** TASK STATEMENT **
Locate every line in the records below that holds the word "Луначарского" and return each one.

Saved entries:
________________________

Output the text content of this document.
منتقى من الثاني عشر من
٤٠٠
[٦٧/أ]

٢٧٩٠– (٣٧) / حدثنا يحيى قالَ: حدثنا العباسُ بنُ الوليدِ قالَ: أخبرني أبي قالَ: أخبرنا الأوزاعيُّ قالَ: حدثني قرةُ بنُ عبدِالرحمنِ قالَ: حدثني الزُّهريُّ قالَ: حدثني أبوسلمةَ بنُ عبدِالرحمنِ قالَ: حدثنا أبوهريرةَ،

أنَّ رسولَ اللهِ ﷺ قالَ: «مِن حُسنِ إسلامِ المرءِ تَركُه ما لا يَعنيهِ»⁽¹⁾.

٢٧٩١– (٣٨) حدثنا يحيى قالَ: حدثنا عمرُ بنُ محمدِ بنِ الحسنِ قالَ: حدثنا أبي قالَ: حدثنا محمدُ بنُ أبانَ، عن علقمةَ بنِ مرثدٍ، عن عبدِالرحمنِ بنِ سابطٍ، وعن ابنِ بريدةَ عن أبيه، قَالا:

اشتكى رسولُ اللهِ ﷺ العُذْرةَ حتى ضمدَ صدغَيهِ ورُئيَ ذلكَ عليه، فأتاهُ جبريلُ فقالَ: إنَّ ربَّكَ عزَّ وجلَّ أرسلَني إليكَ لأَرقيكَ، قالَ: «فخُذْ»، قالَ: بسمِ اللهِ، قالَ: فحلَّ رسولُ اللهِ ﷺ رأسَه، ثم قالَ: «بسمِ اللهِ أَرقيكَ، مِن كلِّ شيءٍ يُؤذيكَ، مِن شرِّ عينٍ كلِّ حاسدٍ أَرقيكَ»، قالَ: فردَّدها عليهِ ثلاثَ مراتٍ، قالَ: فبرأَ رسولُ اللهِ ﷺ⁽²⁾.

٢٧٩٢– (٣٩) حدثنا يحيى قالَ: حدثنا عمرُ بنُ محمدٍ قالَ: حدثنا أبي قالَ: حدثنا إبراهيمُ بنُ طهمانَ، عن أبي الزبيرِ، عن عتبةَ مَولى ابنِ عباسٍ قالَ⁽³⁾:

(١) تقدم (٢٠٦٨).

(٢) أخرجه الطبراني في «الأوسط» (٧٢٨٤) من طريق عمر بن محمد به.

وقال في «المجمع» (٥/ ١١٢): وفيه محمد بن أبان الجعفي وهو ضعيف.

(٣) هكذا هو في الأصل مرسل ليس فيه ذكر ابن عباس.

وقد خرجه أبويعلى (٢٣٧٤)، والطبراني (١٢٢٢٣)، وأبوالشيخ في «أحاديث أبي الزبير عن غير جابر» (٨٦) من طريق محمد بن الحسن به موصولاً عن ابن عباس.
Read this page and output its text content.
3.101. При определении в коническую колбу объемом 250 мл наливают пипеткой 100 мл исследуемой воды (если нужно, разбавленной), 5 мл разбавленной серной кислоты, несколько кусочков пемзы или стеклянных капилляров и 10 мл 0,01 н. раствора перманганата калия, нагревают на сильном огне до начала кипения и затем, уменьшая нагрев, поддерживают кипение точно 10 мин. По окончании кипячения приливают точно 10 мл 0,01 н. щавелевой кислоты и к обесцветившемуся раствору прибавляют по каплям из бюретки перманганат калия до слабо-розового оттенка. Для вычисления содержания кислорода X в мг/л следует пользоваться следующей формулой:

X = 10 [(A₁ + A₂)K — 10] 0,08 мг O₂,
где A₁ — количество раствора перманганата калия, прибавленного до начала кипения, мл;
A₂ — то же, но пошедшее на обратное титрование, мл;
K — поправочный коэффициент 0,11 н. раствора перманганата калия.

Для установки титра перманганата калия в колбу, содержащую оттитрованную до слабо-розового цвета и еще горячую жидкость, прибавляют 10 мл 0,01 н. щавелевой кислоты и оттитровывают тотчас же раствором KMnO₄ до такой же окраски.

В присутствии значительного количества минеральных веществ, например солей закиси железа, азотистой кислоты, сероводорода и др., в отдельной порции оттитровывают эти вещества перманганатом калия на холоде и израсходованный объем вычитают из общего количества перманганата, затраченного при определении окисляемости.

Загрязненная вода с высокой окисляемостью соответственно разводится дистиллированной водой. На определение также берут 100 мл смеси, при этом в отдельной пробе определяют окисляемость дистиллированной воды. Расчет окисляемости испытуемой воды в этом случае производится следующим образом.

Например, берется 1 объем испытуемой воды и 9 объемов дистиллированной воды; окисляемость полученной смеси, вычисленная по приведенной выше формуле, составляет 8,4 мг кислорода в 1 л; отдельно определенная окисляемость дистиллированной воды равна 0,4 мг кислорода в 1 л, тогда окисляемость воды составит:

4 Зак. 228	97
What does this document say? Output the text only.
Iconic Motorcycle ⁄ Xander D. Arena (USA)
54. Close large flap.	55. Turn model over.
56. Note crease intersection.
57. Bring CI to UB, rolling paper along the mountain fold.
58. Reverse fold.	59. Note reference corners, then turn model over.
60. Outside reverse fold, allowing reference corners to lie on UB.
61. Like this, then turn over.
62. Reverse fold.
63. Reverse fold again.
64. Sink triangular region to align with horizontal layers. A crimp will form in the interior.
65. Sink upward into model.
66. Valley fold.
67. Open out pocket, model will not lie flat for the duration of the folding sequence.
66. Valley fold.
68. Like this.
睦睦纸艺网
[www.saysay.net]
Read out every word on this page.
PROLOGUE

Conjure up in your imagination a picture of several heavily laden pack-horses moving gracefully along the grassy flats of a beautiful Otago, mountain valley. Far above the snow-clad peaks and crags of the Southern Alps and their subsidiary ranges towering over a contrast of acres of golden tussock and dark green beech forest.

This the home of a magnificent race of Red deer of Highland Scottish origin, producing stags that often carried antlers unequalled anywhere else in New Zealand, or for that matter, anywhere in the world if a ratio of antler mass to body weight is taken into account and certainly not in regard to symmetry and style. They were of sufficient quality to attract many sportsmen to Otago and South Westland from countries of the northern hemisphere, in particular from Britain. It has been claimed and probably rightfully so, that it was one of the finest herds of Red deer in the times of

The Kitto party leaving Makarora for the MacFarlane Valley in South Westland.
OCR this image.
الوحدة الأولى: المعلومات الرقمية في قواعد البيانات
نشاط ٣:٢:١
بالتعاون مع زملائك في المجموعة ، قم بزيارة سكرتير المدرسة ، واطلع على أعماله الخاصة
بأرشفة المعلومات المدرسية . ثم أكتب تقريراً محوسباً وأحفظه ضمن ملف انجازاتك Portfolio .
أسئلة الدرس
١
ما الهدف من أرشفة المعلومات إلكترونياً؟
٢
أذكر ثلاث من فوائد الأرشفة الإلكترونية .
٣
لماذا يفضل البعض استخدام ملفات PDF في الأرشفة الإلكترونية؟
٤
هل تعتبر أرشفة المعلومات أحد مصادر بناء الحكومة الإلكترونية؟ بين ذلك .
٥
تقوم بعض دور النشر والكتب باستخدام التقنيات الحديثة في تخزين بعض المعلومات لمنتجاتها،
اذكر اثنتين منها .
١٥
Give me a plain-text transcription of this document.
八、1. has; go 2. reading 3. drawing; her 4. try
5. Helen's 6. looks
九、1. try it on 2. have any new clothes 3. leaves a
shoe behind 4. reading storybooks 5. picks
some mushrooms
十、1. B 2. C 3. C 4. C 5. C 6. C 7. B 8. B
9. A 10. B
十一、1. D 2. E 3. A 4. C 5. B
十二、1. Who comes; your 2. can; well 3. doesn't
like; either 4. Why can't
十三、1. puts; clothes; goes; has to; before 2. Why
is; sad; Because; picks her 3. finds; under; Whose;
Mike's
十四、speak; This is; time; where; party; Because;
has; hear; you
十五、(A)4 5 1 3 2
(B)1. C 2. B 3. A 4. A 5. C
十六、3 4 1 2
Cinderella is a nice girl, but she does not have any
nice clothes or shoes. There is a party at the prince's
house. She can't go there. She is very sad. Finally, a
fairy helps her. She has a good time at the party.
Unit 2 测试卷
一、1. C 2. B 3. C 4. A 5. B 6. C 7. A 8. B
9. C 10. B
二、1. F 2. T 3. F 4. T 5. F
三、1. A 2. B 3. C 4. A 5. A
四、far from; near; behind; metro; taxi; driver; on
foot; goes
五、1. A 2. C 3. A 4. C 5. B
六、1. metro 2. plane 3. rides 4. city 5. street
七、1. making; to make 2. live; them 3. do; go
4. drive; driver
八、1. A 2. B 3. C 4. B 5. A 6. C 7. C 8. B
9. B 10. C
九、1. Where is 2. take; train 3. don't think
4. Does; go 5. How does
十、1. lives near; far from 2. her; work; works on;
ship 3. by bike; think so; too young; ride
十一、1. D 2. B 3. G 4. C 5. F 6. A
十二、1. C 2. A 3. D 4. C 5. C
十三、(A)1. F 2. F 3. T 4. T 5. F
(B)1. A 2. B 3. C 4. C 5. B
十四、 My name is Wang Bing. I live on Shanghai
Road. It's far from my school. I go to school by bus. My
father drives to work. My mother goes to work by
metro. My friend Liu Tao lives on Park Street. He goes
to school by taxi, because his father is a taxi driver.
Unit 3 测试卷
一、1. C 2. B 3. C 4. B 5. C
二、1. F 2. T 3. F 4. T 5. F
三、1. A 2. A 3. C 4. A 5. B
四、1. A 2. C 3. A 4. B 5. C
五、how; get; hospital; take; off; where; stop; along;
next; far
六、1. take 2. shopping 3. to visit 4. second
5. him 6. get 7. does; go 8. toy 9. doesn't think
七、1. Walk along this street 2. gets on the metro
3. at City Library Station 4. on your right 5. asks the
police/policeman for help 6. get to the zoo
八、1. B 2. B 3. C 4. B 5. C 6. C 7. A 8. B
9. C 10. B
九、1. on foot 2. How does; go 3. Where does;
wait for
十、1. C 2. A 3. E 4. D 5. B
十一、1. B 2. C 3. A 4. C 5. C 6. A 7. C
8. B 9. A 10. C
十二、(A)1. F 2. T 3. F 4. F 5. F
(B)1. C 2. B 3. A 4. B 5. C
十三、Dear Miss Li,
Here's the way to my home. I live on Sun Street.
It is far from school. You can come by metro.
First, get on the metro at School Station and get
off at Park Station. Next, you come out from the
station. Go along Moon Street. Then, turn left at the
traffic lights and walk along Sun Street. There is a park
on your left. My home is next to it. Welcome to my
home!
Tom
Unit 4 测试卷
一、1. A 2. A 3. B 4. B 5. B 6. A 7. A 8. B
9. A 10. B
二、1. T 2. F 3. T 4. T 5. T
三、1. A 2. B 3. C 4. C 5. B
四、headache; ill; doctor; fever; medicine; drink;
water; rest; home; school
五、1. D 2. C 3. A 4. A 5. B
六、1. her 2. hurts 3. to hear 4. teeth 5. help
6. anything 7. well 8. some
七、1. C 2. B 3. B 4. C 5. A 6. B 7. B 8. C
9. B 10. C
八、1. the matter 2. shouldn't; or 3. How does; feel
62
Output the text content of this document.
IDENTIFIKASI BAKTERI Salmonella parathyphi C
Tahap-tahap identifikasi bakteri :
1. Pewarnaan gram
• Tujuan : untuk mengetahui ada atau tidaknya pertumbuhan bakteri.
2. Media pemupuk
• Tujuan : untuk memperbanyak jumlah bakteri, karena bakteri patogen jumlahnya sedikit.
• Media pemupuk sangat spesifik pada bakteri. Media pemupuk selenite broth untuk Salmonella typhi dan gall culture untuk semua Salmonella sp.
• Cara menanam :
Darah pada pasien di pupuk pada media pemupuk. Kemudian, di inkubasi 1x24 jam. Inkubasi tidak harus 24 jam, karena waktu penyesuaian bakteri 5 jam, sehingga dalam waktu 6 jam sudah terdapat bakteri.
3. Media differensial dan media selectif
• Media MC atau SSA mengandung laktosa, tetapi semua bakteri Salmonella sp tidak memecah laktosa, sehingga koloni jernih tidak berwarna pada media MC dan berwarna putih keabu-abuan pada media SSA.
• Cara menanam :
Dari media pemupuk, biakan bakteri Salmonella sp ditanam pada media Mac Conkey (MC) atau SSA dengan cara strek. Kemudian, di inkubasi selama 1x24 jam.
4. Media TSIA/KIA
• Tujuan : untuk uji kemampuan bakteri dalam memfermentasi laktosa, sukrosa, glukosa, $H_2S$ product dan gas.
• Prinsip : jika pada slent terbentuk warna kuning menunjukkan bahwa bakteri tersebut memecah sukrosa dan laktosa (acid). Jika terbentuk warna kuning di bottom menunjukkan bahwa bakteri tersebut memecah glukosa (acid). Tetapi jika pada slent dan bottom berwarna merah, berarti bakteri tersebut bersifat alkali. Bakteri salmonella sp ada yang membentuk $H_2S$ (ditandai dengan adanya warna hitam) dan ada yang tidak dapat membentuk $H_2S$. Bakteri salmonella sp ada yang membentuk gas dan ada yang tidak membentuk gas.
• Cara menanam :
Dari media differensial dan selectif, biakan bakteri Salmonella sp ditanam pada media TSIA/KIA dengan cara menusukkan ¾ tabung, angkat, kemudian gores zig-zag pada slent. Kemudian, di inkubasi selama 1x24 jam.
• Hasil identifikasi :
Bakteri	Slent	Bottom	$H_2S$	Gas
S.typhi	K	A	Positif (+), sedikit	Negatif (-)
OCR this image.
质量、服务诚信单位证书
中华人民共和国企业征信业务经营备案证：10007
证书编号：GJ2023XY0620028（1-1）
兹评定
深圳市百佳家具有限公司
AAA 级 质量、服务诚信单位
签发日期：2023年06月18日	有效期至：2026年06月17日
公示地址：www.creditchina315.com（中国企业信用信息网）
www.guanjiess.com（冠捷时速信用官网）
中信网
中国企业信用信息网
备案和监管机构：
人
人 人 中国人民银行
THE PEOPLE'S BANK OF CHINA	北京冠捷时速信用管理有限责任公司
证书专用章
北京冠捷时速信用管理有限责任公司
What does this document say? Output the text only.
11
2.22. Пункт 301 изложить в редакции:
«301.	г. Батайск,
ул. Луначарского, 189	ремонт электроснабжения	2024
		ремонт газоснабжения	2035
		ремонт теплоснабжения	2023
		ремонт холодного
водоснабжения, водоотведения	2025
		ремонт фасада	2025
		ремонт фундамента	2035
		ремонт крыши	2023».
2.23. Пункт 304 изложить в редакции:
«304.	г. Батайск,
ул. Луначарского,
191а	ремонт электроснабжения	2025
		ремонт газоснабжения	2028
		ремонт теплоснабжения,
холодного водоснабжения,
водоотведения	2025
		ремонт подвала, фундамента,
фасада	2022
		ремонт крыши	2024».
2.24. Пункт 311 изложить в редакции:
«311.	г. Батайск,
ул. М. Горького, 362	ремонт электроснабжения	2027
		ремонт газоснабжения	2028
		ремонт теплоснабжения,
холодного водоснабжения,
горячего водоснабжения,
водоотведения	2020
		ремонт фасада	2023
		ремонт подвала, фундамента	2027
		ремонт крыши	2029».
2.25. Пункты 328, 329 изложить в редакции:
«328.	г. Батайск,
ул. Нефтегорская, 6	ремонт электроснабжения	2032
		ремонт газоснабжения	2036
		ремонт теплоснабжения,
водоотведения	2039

________________________

** ANSWER FOR THIS EXERCISE **
ул. Луначарского, 189	ремонт электроснабжения	2024
ул. Луначарского,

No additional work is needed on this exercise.